### Listing ###

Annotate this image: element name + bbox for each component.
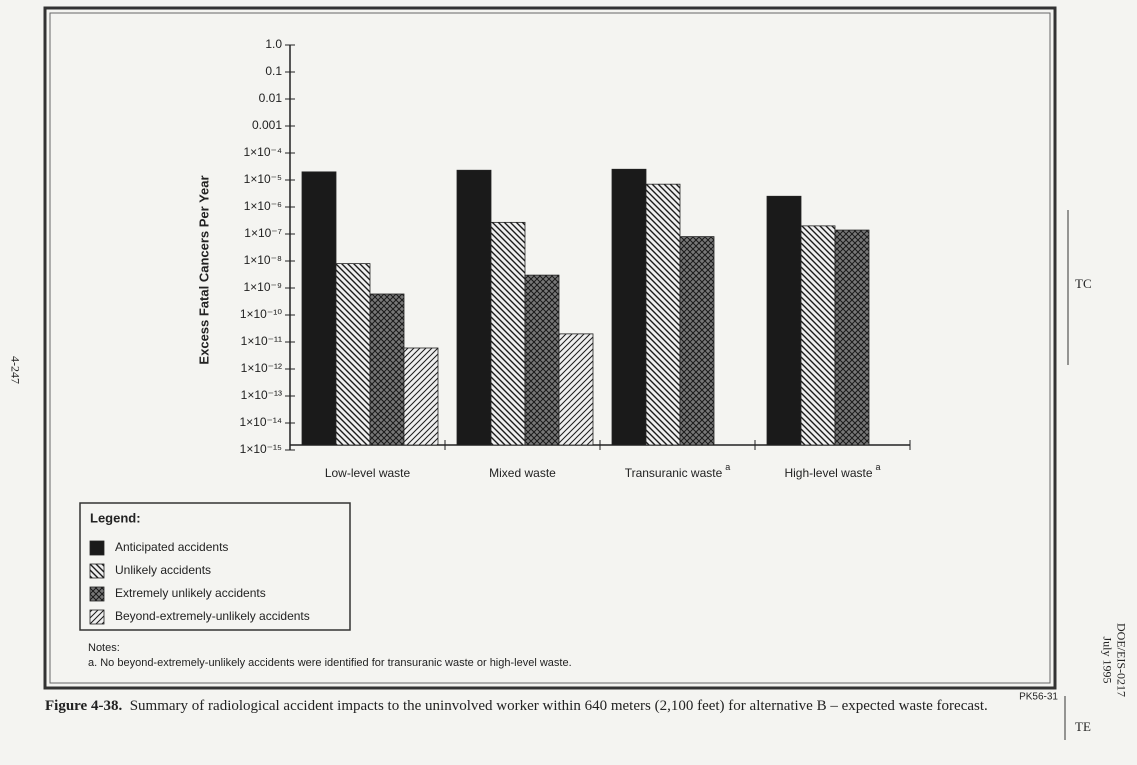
y-tick-label: 1×10⁻¹³	[241, 388, 282, 402]
caption-text: Summary of radiological accident impacts…	[129, 698, 988, 714]
figure-code: PK56-31	[1019, 692, 1058, 703]
category-name: Transuranic waste	[625, 466, 723, 480]
category-name: Low-level waste	[325, 466, 411, 480]
bar	[800, 225, 836, 446]
bar	[301, 171, 337, 446]
y-tick-label: 1×10⁻⁹	[243, 280, 282, 294]
bar	[679, 236, 715, 446]
y-tick-label: 0.01	[259, 91, 283, 105]
bar	[456, 169, 492, 446]
legend-swatch	[89, 609, 105, 625]
x-tick-label: Transuranic waste a	[625, 462, 731, 480]
y-tick-label: 1×10⁻¹²	[241, 361, 282, 375]
y-tick-label: 1×10⁻⁸	[244, 253, 282, 267]
bar	[558, 333, 594, 446]
legend-label: Anticipated accidents	[115, 540, 228, 554]
y-tick-label: 1.0	[265, 37, 282, 51]
frame	[43, 6, 1057, 690]
bar	[611, 168, 647, 446]
category-note: a	[725, 462, 730, 472]
legend-label: Unlikely accidents	[115, 563, 211, 577]
legend-label: Beyond-extremely-unlikely accidents	[115, 609, 310, 623]
y-tick-label: 0.001	[252, 118, 282, 132]
bar	[403, 347, 439, 446]
revision-mark: TE	[1075, 719, 1091, 734]
caption: Figure 4-38. Summary of radiological acc…	[45, 697, 1005, 715]
bar	[766, 195, 802, 446]
x-tick-label: Low-level waste	[325, 466, 411, 480]
y-tick-label: 1×10⁻¹⁰	[240, 307, 282, 321]
legend-swatch	[89, 540, 105, 556]
frame-inner	[49, 12, 1051, 684]
revision-mark: TC	[1075, 276, 1092, 291]
legend-swatch	[89, 563, 105, 579]
y-tick-label: 1×10⁻⁷	[244, 226, 282, 240]
category-name: High-level waste	[784, 466, 872, 480]
notes-title: Notes:	[88, 642, 120, 654]
bar	[369, 293, 405, 446]
category-name: Mixed waste	[489, 466, 556, 480]
bar	[834, 229, 870, 446]
y-axis-label: Excess Fatal Cancers Per Year	[196, 175, 211, 364]
y-tick-label: 0.1	[265, 64, 282, 78]
legend-title: Legend:	[90, 510, 141, 525]
bar	[524, 274, 560, 446]
page-number: 4-247	[8, 356, 22, 384]
doc-id: DOE/EIS-0217	[1114, 623, 1128, 697]
y-tick-label: 1×10⁻⁴	[243, 145, 282, 159]
bar	[490, 221, 526, 446]
bar	[335, 263, 371, 446]
note: a. No beyond-extremely-unlikely accident…	[88, 657, 572, 669]
doc-date: July 1995	[1100, 636, 1114, 683]
legend-box	[79, 502, 351, 631]
bar	[645, 183, 681, 446]
category-note: a	[876, 462, 881, 472]
legend-swatch	[89, 586, 105, 602]
y-tick-label: 1×10⁻¹¹	[241, 334, 282, 348]
y-tick-label: 1×10⁻¹⁵	[240, 442, 282, 456]
x-tick-label: High-level waste a	[784, 462, 880, 480]
legend-label: Extremely unlikely accidents	[115, 586, 266, 600]
y-tick-label: 1×10⁻⁵	[244, 172, 282, 186]
x-tick-label: Mixed waste	[489, 466, 556, 480]
y-tick-label: 1×10⁻⁶	[244, 199, 282, 213]
figure-label: Figure 4-38.	[45, 698, 123, 714]
y-tick-label: 1×10⁻¹⁴	[239, 415, 282, 429]
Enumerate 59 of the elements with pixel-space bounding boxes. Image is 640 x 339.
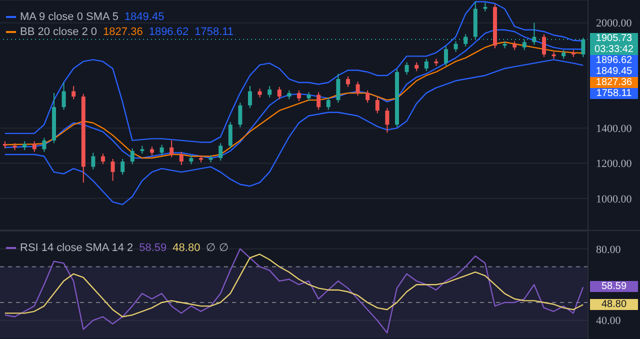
legend-label: MA 9 close 0 SMA 5 — [20, 11, 118, 23]
candlestick — [130, 148, 134, 165]
data-label: 1827.36 — [590, 77, 638, 88]
candlestick — [532, 22, 536, 46]
line-series — [4, 254, 584, 318]
candlestick — [385, 107, 390, 134]
candlestick — [120, 158, 125, 176]
annotation: ∅ ∅ — [206, 242, 230, 254]
data-label: 48.80 — [590, 298, 638, 310]
y-tick-label: 80.00 — [596, 244, 622, 256]
candlestick — [72, 86, 76, 100]
legend-label: BB 20 close 2 0 — [20, 26, 98, 38]
candlestick — [42, 137, 46, 152]
y-tick-label: 2000.00 — [596, 18, 632, 30]
text: 58.59 — [139, 242, 167, 254]
candlestick — [346, 76, 350, 88]
legend-label: RSI 14 close SMA 14 2 — [20, 242, 134, 254]
y-tick-label: 1200.00 — [596, 158, 632, 170]
text: 03:33:42 — [590, 44, 638, 56]
candlestick — [542, 34, 546, 58]
data-label: 1896.62 — [590, 55, 638, 66]
candlestick — [277, 86, 282, 100]
candlestick — [62, 82, 66, 110]
candlestick — [424, 58, 428, 72]
text: 1827.36 — [103, 26, 143, 38]
text: 1849.45 — [124, 11, 164, 23]
candlestick — [375, 96, 380, 114]
candlestick — [356, 81, 360, 96]
candlestick — [238, 102, 242, 128]
candlestick — [218, 142, 223, 162]
text: 1758.11 — [194, 26, 234, 38]
data-label: 1758.11 — [590, 88, 638, 100]
candlestick — [326, 96, 330, 110]
candlestick — [316, 92, 321, 110]
candlestick — [268, 86, 272, 98]
data-label: 1849.45 — [590, 66, 638, 78]
candlestick — [91, 152, 96, 170]
candlestick — [248, 86, 252, 108]
text: 48.80 — [172, 242, 200, 254]
y-tick-label: 40.00 — [596, 315, 622, 328]
candlestick — [179, 151, 184, 166]
candlestick — [336, 73, 340, 104]
text: 1896.62 — [148, 26, 189, 38]
line-series — [4, 1, 584, 143]
candlestick — [228, 122, 232, 149]
candlestick — [404, 62, 409, 76]
candlestick — [101, 153, 105, 165]
ref-line-label: 1905.73 — [590, 33, 638, 44]
candlestick — [444, 46, 448, 66]
candlestick — [32, 140, 36, 152]
candlestick — [366, 90, 370, 104]
line-series — [4, 59, 584, 206]
candlestick — [170, 140, 174, 158]
candlestick — [160, 144, 164, 156]
y-tick-label: 1400.00 — [596, 123, 632, 136]
candlestick — [297, 90, 301, 102]
data-label: 58.59 — [590, 281, 638, 292]
candlestick — [110, 158, 115, 182]
y-tick-label: 1000.00 — [596, 193, 632, 206]
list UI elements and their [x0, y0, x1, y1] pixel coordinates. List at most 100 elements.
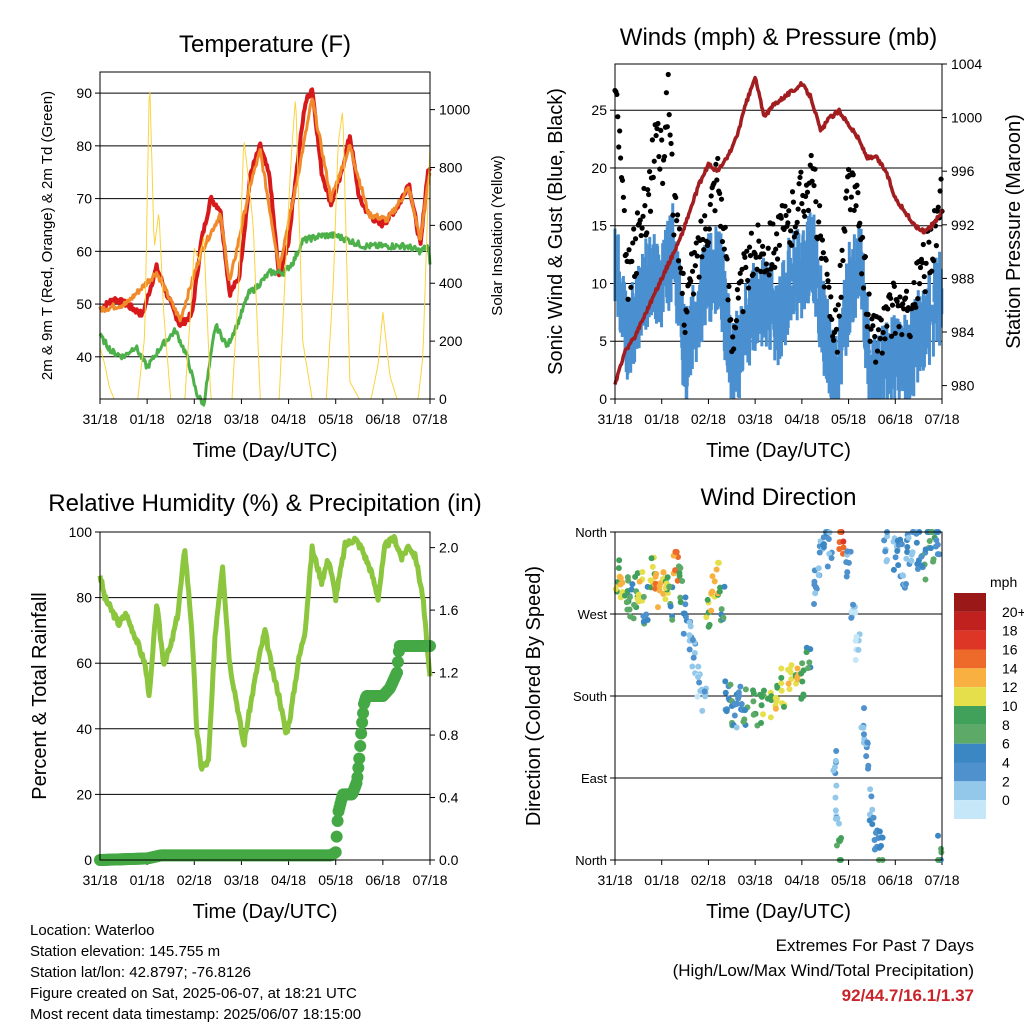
gust-point	[793, 230, 799, 236]
direction-point	[686, 619, 693, 626]
gust-point	[796, 181, 802, 187]
panel-3: 0 20 40 60 80 100 0.0 0.4 0.8 1.2 1.6 2.0 31/18 01/18…	[29, 490, 482, 923]
gust-point	[783, 212, 789, 219]
direction-point	[811, 600, 818, 607]
gust-point	[862, 254, 868, 260]
direction-point	[626, 606, 633, 613]
direction-point	[833, 842, 840, 849]
y2-tick-label: 1.6	[439, 602, 459, 618]
chart-title: Temperature (F)	[179, 31, 351, 58]
direction-point	[832, 807, 839, 814]
gust-point	[920, 241, 926, 248]
direction-point	[871, 837, 878, 844]
gust-point	[689, 268, 696, 274]
gust-point	[930, 258, 937, 264]
gust-point	[882, 336, 888, 342]
direction-point	[694, 693, 701, 700]
x-tick-label: 07/18	[412, 411, 447, 427]
gust-point	[765, 245, 771, 251]
gust-point	[690, 291, 697, 297]
direction-point	[850, 601, 857, 608]
direction-point	[617, 575, 624, 582]
gust-point	[682, 329, 688, 336]
direction-point	[629, 581, 636, 588]
direction-point	[677, 594, 684, 601]
gust-point	[799, 200, 805, 207]
direction-point	[647, 577, 654, 584]
x-tick-label: 06/18	[878, 411, 913, 427]
gust-point	[835, 302, 841, 308]
colorbar-label: 0	[1002, 792, 1010, 808]
direction-point	[884, 557, 891, 564]
gust-point	[755, 222, 761, 228]
gust-point	[681, 322, 687, 328]
gust-point	[870, 323, 876, 329]
direction-point	[705, 623, 712, 630]
gust-point	[857, 220, 863, 226]
gust-point	[658, 127, 664, 134]
direction-point	[882, 548, 889, 555]
direction-point	[660, 590, 667, 597]
direction-point	[723, 708, 730, 715]
gust-point	[676, 226, 683, 232]
x-tick-label: 06/18	[878, 872, 913, 888]
gust-point	[715, 155, 721, 162]
gust-point	[820, 250, 826, 256]
direction-point	[750, 687, 757, 694]
y-tick-label: 40	[76, 349, 92, 365]
gust-point	[746, 244, 753, 250]
direction-point	[905, 534, 912, 541]
direction-point	[927, 545, 934, 552]
direction-point	[855, 646, 862, 653]
gust-point	[637, 217, 643, 223]
gust-point	[668, 140, 674, 147]
gust-point	[818, 255, 825, 261]
gust-point	[763, 261, 769, 267]
direction-point	[930, 556, 937, 563]
direction-point	[832, 757, 839, 764]
colorbar-unit: mph	[990, 574, 1017, 590]
gust-point	[844, 188, 850, 194]
x-tick-label: 06/18	[365, 411, 400, 427]
gust-point	[717, 190, 723, 196]
gust-point	[842, 228, 848, 234]
gust-point	[897, 294, 903, 300]
gust-point	[661, 153, 668, 160]
y-tick-label: West	[578, 607, 608, 622]
direction-point	[824, 563, 831, 570]
gust-point	[933, 243, 939, 249]
gust-point	[789, 189, 796, 195]
x-tick-label: 03/18	[224, 411, 259, 427]
direction-point	[863, 753, 870, 760]
y2-tick-label: 980	[951, 378, 975, 394]
direction-point	[852, 637, 859, 644]
direction-point	[704, 596, 711, 603]
gust-point	[684, 309, 690, 315]
gust-point	[859, 234, 866, 241]
direction-point	[865, 762, 872, 769]
direction-point	[867, 786, 874, 793]
direction-point	[742, 686, 749, 693]
direction-point	[680, 610, 687, 617]
y-tick-label: 0	[599, 391, 607, 407]
gust-point	[674, 212, 681, 218]
gust-point	[740, 309, 746, 315]
gust-point	[638, 232, 644, 239]
gust-point	[746, 285, 752, 291]
gust-point	[696, 274, 702, 280]
recent-text: Most recent data timestamp: 2025/06/07 1…	[30, 1006, 362, 1023]
x-tick-label: 01/18	[644, 872, 679, 888]
x-tick-label: 02/18	[177, 872, 212, 888]
x-tick-label: 05/18	[318, 411, 353, 427]
gust-point	[824, 271, 830, 277]
gust-point	[843, 195, 849, 201]
plot-border	[99, 531, 431, 861]
direction-point	[904, 544, 911, 551]
x-tick-label: 31/18	[82, 872, 117, 888]
gust-point	[935, 204, 941, 210]
gust-point	[819, 237, 826, 243]
gust-point	[722, 224, 728, 230]
direction-point	[876, 828, 883, 835]
direction-point	[674, 577, 681, 584]
gust-point	[853, 203, 859, 209]
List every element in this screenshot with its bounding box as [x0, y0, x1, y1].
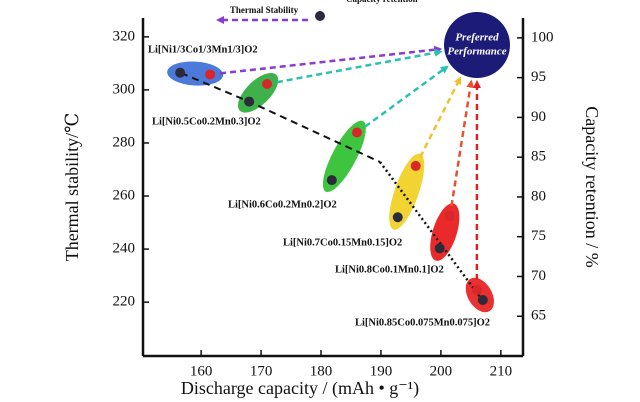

###

**Task objective**. Reproduce word for word the lines in the items, starting at the line that contains "legend-label: MA 9" and ending at the line that contains "data-label: 58.59 — [590, 281, 638, 292]", with both of those lines included.

**Written response**.
legend-label: MA 9 close 0 SMA 5 — [20, 11, 118, 23]
candlestick — [130, 148, 134, 165]
data-label: 1827.36 — [590, 77, 638, 88]
candlestick — [532, 22, 536, 46]
line-series — [4, 254, 584, 318]
candlestick — [385, 107, 390, 134]
candlestick — [120, 158, 125, 176]
annotation: ∅ ∅ — [206, 242, 230, 254]
data-label: 48.80 — [590, 298, 638, 310]
y-tick-label: 80.00 — [596, 244, 622, 256]
candlestick — [72, 86, 76, 100]
legend-label: BB 20 close 2 0 — [20, 26, 98, 38]
candlestick — [42, 137, 46, 152]
y-tick-label: 2000.00 — [596, 18, 632, 30]
text: 58.59 — [139, 242, 167, 254]
candlestick — [346, 76, 350, 88]
legend-label: RSI 14 close SMA 14 2 — [20, 242, 134, 254]
y-tick-label: 1200.00 — [596, 158, 632, 170]
text: 03:33:42 — [590, 44, 638, 56]
candlestick — [542, 34, 546, 58]
data-label: 1896.62 — [590, 55, 638, 66]
candlestick — [277, 86, 282, 100]
candlestick — [62, 82, 66, 110]
candlestick — [424, 58, 428, 72]
text: 1827.36 — [103, 26, 143, 38]
text: 1849.45 — [124, 11, 164, 23]
candlestick — [375, 96, 380, 114]
candlestick — [356, 81, 360, 96]
candlestick — [238, 102, 242, 128]
candlestick — [218, 142, 223, 162]
text: 1758.11 — [194, 26, 234, 38]
data-label: 1758.11 — [590, 88, 638, 100]
candlestick — [326, 96, 330, 110]
candlestick — [316, 92, 321, 110]
candlestick — [268, 86, 272, 98]
data-label: 1849.45 — [590, 66, 638, 78]
candlestick — [91, 152, 96, 170]
candlestick — [248, 86, 252, 108]
text: 48.80 — [172, 242, 200, 254]
y-tick-label: 40.00 — [596, 315, 622, 328]
candlestick — [179, 151, 184, 166]
candlestick — [336, 73, 340, 104]
text: 1896.62 — [148, 26, 189, 38]
line-series — [4, 1, 584, 143]
candlestick — [228, 122, 232, 149]
candlestick — [404, 62, 409, 76]
candlestick — [101, 153, 105, 165]
ref-line-label: 1905.73 — [590, 33, 638, 44]
candlestick — [444, 46, 448, 66]
candlestick — [32, 140, 36, 152]
candlestick — [366, 90, 370, 104]
line-series — [4, 59, 584, 206]
candlestick — [170, 140, 174, 158]
candlestick — [160, 144, 164, 156]
y-tick-label: 1400.00 — [596, 123, 632, 136]
candlestick — [297, 90, 301, 102]
data-label: 58.59 — [590, 281, 638, 292]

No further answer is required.